- [Page]:
--*--

Un an avant l'élection présidentielle, et alors que la sécurité fait partie - après la santé et la crise sanitaire - des principales préoccupations des Français selon les sondages, ce projet de loi est l'une des briques de l'exécutif dans sa riposte aux attaques de l'opposition sur ce terrain, émanant notamment de Xavier Bertrand et de Marine Le Pen, candidats déclarés à la course à l'Elysée. 

Ce meurtre au couteau d'une agente administrative par un Tunisien radicalisé, perpétré au sein-même d'un commissariat, alourdit la charge politique et symbolique d'un texte qui s'ajoute à la vingtaine de lois antiterroristes promulguées en France depuis 1986. 

« L'hydre islamiste est toujours très présente », ce qui justifie de continuer « à renforcer nos moyens pour lutter contre une menace qui évolue », a plaidé Gérald Darmanin dans le Journal du dimanche. 

Ce texte porté par le ministre de l'Intérieur n'est, pour l'essentiel, que le toilettage d'un arsenal de dispositions déjà existantes mais que l'exécutif voulait graver dans le marbre législatif. 

Fort de 19 articles, il vise principalement à conférer « un caractère permanent » aux mesures expérimentées dans le cadre de la loi sur la sécurité intérieure et la lutte contre le terrorisme (Silt) votée en octobre 2017 pour sortir de l'état d'urgence en vigueur après les attentats de 2015, explique-t-on au ministère de l'Intérieur. 

Arrêter avec la « naïveté » 

Il s'agit-là des « visites domiciliaires » - les anciennes perquisitions administratives -, des mesures individuelles de contrôles (Micas) - ex-assignations à résidence -, de l'instauration de périmètres de sécurité et de la fermeture de lieux de culte.

--*--

- [Travail demandé]:
1. D'après l'extrait sur le projet de loi antiterroriste, combien d'articles ce texte compte-t-il ?
2. Reproduisez, parmi les entrées, les lignes situées entre celle qui contient « y-axis-label: Pressure (hPa) » et celle qui contient « y-tick-label: 200 — [53, 208, 80, 224] », ces deux lignes comprises.

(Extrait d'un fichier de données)
--*--

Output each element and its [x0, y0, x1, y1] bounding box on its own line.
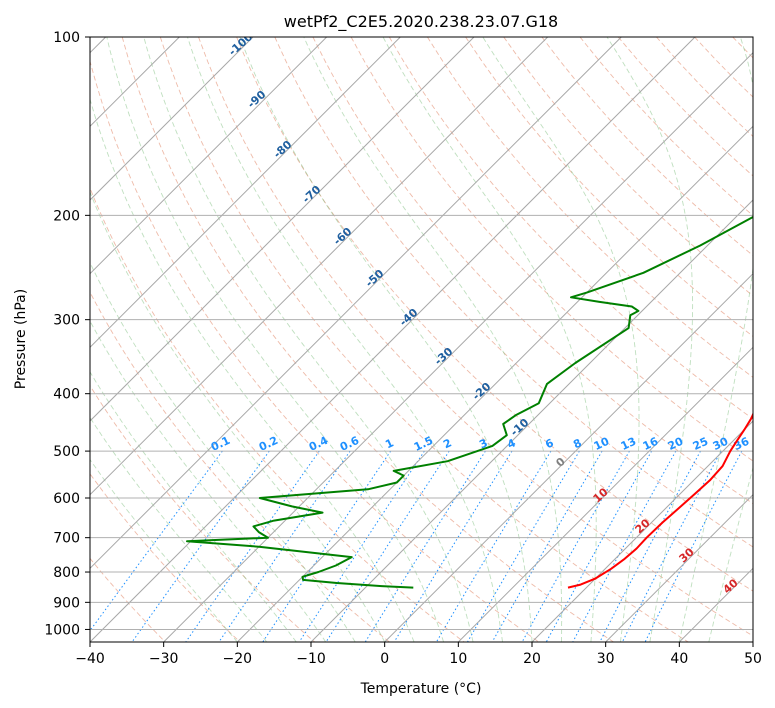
y-axis-label: Pressure (hPa) — [13, 289, 29, 389]
x-tick-label: −40 — [75, 651, 105, 667]
mixing-ratio-line — [298, 450, 425, 642]
isotherm-line — [236, 125, 753, 642]
moist-adiabat-line — [90, 190, 386, 642]
mixing-ratio-label: 20 — [666, 435, 686, 453]
y-tick-label: 300 — [53, 313, 80, 329]
mixing-ratio-label: 10 — [592, 435, 612, 453]
y-tick-label: 100 — [53, 30, 80, 46]
moist-adiabat-line — [90, 320, 327, 642]
y-tick-label: 200 — [53, 208, 80, 224]
moist-adiabat-line — [678, 37, 753, 642]
moist-adiabat-line — [90, 261, 356, 642]
mixing-ratio-line — [393, 450, 513, 642]
isotherm-line — [90, 37, 328, 275]
moist-adiabat-line — [239, 37, 533, 642]
isotherm-line — [384, 272, 753, 642]
moist-adiabat-line — [303, 37, 563, 642]
chart-title: wetPf2_C2E5.2020.238.23.07.G18 — [284, 12, 558, 32]
y-tick-label: 800 — [53, 565, 80, 581]
mixing-ratio-label: 36 — [732, 435, 752, 453]
x-tick-label: 10 — [449, 651, 467, 667]
y-tick-label: 900 — [53, 595, 80, 611]
dry-adiabat-line — [503, 37, 753, 297]
dry-adiabat-line — [236, 37, 753, 592]
x-tick-label: −30 — [149, 651, 179, 667]
y-tick-label: 500 — [53, 444, 80, 460]
x-tick-label: 0 — [380, 651, 389, 667]
x-tick-label: 20 — [523, 651, 541, 667]
isotherm-line — [310, 199, 753, 642]
mixing-ratio-label: 13 — [619, 435, 638, 453]
mixing-ratio-line — [262, 450, 392, 642]
moist-adiabat-line — [708, 465, 753, 642]
mixing-ratio-label: 30 — [711, 435, 731, 453]
mixing-ratio-line — [572, 450, 677, 642]
mixing-ratio-line — [325, 450, 450, 642]
dry-adiabat-line — [427, 37, 753, 378]
temperature-profile-line — [567, 411, 753, 589]
moist-adiabat-line — [187, 37, 503, 642]
x-axis-ticks: −40 −30 −20 −10 0 10 20 30 40 50 — [75, 642, 762, 667]
isotherm-line — [605, 493, 753, 642]
dry-adiabat-line — [90, 473, 241, 642]
y-axis-ticks: 100 200 300 400 500 600 700 800 900 1000 — [44, 30, 90, 638]
isotherm-line — [457, 346, 753, 642]
x-tick-label: 30 — [597, 651, 615, 667]
dry-adiabat-line — [465, 37, 753, 337]
plot-frame — [89, 36, 754, 643]
moist-adiabat-line — [90, 458, 238, 642]
dry-adiabat-line — [90, 384, 316, 642]
isotherm-line — [90, 37, 401, 349]
moist-adiabat-line — [606, 37, 694, 642]
dry-adiabat-line — [121, 37, 615, 642]
isotherm-line — [90, 37, 475, 422]
isotherm-line — [531, 420, 753, 642]
x-tick-label: 40 — [670, 651, 688, 667]
mixing-ratio-line — [621, 450, 722, 642]
y-tick-label: 600 — [53, 491, 80, 507]
x-axis-label: Temperature (°C) — [360, 681, 482, 697]
mixing-ratio-line — [131, 450, 270, 642]
isotherm-line — [163, 51, 753, 642]
dry-adiabat-line — [388, 37, 753, 420]
x-tick-label: 50 — [744, 651, 762, 667]
moist-adiabat-line — [382, 37, 597, 642]
isotherm-line — [90, 37, 254, 201]
mixing-ratio-label: 25 — [691, 435, 710, 453]
mixing-ratio-label: 16 — [641, 435, 661, 453]
y-tick-label: 1000 — [44, 622, 80, 638]
moist-adiabat-line — [90, 416, 268, 642]
moist-adiabat-line — [106, 37, 445, 642]
x-tick-label: −20 — [223, 651, 253, 667]
x-tick-label: −10 — [296, 651, 326, 667]
isotherm-line — [90, 37, 622, 570]
moist-adiabat-line — [143, 37, 474, 642]
y-tick-label: 400 — [53, 387, 80, 403]
profile-lines — [186, 215, 753, 589]
dewpoint-profile-line — [186, 215, 753, 589]
isotherm-line — [90, 37, 549, 496]
y-tick-label: 700 — [53, 531, 80, 547]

--*--

- [Liste des réponses]:
1. Il compte 19 articles.

2.
y-axis-label: Pressure (hPa) — [13, 289, 29, 389]
x-tick-label: −40 — [75, 651, 105, 667]
mixing-ratio-line — [298, 450, 425, 642]
isotherm-line — [236, 125, 753, 642]
moist-adiabat-line — [90, 190, 386, 642]
mixing-ratio-label: 20 — [666, 435, 686, 453]
y-tick-label: 300 — [53, 313, 80, 329]
mixing-ratio-label: 10 — [592, 435, 612, 453]
y-tick-label: 100 — [53, 30, 80, 46]
moist-adiabat-line — [90, 320, 327, 642]
y-tick-label: 200 — [53, 208, 80, 224]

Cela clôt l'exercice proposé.